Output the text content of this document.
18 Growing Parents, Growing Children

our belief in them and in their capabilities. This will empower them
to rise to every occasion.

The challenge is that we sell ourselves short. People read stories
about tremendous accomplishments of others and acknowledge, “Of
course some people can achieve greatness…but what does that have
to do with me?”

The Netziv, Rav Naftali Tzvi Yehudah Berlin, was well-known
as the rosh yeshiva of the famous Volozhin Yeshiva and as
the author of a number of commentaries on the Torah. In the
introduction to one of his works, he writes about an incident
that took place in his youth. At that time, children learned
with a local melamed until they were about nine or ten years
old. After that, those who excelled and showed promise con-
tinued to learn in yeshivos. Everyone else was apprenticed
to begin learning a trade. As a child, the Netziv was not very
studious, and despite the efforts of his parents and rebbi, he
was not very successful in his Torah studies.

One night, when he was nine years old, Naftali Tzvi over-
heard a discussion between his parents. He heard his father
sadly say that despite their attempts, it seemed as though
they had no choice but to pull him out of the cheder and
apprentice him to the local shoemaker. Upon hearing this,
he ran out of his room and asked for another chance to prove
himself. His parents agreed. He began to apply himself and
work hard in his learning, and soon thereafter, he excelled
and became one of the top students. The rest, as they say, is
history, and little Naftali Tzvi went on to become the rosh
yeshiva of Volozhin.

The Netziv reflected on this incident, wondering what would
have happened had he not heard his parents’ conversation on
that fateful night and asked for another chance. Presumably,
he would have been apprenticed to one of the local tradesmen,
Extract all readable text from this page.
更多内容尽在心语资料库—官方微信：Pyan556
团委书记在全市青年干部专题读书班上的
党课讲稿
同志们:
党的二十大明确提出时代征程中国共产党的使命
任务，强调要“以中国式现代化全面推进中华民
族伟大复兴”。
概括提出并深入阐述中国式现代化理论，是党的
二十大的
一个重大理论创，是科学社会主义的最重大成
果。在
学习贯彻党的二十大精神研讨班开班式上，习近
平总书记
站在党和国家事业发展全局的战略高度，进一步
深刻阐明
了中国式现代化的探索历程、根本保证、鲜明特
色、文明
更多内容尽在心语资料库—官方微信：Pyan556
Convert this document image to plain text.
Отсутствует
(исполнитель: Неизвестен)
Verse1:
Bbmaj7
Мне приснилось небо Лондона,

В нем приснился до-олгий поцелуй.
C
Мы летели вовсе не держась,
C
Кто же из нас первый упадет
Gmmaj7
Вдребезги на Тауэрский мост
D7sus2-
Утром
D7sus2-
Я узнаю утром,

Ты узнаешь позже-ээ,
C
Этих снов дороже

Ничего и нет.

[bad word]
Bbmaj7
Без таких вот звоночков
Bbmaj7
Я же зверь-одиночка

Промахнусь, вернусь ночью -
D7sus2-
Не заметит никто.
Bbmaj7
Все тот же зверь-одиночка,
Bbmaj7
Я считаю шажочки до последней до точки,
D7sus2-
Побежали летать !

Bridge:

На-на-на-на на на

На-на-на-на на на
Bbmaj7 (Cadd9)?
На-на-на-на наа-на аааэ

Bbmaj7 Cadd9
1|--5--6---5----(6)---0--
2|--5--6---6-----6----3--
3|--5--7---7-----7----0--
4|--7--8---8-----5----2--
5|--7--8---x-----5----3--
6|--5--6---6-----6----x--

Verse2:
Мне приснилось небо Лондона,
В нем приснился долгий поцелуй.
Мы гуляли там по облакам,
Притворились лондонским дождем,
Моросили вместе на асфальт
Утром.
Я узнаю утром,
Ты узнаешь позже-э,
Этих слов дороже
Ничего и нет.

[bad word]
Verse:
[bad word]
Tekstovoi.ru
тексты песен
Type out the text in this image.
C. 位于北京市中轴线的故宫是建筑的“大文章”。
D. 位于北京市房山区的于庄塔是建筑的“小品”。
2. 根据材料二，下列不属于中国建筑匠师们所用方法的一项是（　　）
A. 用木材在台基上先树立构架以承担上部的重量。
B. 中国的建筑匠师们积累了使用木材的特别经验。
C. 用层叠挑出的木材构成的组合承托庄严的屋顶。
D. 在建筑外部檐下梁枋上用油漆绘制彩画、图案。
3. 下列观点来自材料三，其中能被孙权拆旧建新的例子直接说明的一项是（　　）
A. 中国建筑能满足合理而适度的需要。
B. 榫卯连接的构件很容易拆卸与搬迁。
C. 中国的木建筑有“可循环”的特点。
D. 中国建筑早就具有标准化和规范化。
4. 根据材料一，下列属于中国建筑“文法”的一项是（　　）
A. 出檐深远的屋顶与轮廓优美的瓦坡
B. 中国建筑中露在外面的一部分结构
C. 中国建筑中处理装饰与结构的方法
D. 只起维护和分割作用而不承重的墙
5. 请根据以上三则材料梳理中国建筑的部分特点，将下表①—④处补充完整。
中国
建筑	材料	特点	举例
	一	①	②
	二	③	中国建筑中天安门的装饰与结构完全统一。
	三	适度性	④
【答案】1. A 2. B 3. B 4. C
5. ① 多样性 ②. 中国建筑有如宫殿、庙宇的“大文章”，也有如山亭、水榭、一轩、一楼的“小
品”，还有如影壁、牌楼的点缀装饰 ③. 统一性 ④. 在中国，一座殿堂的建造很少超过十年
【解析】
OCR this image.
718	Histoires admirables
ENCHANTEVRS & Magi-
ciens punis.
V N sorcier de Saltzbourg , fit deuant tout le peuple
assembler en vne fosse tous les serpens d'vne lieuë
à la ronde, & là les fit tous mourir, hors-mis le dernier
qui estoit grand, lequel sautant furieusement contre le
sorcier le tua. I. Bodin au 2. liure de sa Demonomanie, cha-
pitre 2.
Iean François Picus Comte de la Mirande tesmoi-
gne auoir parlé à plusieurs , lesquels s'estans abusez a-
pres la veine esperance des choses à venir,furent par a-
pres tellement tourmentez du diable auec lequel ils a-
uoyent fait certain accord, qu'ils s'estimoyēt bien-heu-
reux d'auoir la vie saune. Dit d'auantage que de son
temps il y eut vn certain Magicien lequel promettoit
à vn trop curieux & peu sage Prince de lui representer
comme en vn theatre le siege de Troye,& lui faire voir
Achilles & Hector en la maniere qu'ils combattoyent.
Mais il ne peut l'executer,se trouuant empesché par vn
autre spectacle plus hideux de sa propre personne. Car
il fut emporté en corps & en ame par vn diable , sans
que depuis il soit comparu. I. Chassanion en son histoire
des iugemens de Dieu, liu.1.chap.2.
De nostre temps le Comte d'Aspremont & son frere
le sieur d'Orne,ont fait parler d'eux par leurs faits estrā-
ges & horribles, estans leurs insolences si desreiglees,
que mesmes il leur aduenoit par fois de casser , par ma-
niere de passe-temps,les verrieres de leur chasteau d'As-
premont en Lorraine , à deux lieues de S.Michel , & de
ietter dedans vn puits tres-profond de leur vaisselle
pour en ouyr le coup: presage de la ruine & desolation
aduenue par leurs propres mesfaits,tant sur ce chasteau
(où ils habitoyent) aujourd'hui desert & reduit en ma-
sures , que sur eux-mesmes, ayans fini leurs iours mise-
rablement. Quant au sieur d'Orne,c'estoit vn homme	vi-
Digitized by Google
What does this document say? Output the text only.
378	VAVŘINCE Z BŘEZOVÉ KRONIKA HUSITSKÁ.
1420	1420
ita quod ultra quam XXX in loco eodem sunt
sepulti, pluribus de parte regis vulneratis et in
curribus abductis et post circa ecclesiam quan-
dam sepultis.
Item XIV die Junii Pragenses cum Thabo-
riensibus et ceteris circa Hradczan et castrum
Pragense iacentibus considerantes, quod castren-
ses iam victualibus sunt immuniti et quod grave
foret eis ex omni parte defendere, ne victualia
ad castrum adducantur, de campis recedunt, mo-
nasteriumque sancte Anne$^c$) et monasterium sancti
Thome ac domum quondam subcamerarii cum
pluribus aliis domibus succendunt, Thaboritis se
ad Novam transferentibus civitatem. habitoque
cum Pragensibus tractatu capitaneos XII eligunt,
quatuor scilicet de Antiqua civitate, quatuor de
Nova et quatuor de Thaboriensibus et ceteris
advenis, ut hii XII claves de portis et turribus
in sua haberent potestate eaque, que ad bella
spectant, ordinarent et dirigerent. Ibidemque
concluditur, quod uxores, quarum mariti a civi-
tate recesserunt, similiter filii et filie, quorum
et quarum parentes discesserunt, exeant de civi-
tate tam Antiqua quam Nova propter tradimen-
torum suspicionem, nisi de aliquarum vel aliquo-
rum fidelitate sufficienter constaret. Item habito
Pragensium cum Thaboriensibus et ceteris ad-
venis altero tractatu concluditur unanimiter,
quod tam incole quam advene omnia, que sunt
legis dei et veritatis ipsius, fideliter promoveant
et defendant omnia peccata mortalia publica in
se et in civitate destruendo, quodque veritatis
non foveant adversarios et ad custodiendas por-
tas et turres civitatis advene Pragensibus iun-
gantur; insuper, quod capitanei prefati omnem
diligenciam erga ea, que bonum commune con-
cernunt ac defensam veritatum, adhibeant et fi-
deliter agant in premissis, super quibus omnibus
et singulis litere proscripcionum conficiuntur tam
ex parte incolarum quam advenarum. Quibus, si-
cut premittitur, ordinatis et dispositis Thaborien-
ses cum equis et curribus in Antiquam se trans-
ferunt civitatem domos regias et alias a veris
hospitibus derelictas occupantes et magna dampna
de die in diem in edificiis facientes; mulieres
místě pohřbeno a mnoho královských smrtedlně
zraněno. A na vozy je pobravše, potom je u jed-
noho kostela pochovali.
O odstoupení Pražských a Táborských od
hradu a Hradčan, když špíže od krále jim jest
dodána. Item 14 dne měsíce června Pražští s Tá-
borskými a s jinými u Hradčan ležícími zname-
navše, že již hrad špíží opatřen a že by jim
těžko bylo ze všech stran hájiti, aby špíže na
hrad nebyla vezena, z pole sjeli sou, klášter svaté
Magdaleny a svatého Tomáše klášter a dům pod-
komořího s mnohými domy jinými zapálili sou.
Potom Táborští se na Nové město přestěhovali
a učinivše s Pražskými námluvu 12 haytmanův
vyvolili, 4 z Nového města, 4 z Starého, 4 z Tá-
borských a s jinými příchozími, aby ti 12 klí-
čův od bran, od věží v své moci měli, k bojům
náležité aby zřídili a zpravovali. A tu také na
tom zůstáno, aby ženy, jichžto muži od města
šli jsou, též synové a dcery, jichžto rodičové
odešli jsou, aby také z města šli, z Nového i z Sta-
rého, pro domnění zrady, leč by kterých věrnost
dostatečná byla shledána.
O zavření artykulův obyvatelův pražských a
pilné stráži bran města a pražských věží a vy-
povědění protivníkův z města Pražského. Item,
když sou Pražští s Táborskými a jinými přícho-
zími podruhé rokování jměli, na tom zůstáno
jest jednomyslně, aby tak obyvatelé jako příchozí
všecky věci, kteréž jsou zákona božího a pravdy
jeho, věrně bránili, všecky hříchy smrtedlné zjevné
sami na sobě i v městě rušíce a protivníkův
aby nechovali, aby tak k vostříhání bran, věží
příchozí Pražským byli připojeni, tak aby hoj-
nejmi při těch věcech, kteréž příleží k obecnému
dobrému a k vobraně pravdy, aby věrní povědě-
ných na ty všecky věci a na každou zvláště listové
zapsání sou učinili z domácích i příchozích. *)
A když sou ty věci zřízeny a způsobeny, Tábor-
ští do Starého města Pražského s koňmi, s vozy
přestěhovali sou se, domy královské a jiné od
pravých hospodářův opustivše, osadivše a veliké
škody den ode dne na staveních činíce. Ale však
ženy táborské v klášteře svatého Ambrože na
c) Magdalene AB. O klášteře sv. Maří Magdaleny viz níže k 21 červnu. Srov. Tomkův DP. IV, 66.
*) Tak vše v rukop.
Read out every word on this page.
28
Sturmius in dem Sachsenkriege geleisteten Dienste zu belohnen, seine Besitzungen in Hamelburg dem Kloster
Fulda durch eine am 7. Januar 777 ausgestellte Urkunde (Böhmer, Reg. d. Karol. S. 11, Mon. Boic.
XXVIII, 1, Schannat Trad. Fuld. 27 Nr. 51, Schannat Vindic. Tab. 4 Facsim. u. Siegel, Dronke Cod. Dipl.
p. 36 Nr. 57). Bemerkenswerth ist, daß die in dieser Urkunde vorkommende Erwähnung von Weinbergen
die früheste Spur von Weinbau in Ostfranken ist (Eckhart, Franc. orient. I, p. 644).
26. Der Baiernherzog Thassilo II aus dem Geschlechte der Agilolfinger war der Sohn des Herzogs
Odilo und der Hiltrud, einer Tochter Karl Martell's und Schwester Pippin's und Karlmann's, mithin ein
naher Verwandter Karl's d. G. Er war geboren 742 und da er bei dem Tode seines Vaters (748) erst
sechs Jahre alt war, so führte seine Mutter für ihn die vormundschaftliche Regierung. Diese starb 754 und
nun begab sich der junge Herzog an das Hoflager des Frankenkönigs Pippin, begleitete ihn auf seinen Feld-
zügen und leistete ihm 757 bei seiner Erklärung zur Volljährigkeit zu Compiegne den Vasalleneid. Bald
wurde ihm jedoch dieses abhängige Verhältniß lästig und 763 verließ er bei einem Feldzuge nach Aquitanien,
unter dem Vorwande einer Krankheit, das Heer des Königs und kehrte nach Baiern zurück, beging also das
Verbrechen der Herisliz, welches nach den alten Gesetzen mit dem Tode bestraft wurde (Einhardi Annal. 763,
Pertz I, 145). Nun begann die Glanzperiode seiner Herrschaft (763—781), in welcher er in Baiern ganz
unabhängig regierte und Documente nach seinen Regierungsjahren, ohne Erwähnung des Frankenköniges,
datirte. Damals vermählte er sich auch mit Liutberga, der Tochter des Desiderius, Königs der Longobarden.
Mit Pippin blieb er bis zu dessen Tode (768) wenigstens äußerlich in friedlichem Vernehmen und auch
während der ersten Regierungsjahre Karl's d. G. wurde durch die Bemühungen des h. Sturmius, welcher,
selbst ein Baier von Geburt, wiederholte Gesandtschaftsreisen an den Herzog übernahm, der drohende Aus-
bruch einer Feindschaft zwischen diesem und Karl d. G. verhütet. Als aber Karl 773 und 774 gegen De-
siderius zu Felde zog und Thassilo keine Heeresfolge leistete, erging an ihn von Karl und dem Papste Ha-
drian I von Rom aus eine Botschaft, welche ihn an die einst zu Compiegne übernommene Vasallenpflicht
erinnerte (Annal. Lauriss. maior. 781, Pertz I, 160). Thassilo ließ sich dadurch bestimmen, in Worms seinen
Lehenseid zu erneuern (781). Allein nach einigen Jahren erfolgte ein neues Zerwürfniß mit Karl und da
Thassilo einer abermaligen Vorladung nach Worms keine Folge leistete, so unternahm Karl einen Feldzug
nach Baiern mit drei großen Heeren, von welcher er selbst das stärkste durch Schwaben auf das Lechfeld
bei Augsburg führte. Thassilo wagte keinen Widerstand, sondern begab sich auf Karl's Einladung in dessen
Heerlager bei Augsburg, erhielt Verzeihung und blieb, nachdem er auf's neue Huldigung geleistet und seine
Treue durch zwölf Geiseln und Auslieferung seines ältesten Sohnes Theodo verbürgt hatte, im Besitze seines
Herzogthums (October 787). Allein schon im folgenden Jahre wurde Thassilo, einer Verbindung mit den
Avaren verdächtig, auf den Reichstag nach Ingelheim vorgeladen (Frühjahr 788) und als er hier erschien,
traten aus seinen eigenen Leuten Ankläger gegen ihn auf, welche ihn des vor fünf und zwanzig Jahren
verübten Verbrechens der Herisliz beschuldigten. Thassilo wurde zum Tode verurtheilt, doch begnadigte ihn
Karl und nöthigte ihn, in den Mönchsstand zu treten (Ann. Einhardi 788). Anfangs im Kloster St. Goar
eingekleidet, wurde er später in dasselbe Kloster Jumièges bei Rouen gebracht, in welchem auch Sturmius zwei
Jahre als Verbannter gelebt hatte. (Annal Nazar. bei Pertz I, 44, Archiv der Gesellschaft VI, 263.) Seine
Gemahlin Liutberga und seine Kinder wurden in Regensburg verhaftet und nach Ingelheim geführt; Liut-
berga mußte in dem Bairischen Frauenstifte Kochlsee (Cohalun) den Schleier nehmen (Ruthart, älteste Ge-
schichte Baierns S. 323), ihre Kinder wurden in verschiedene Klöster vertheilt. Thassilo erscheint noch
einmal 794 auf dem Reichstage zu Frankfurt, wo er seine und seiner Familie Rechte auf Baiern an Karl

________

TASK DESCRIPTION: Report all lines of the data that include the word "zůstáno".

RESPONSE:
tom zůstáno, aby ženy, jichžto muži od města
zími podruhé rokování jměli, na tom zůstáno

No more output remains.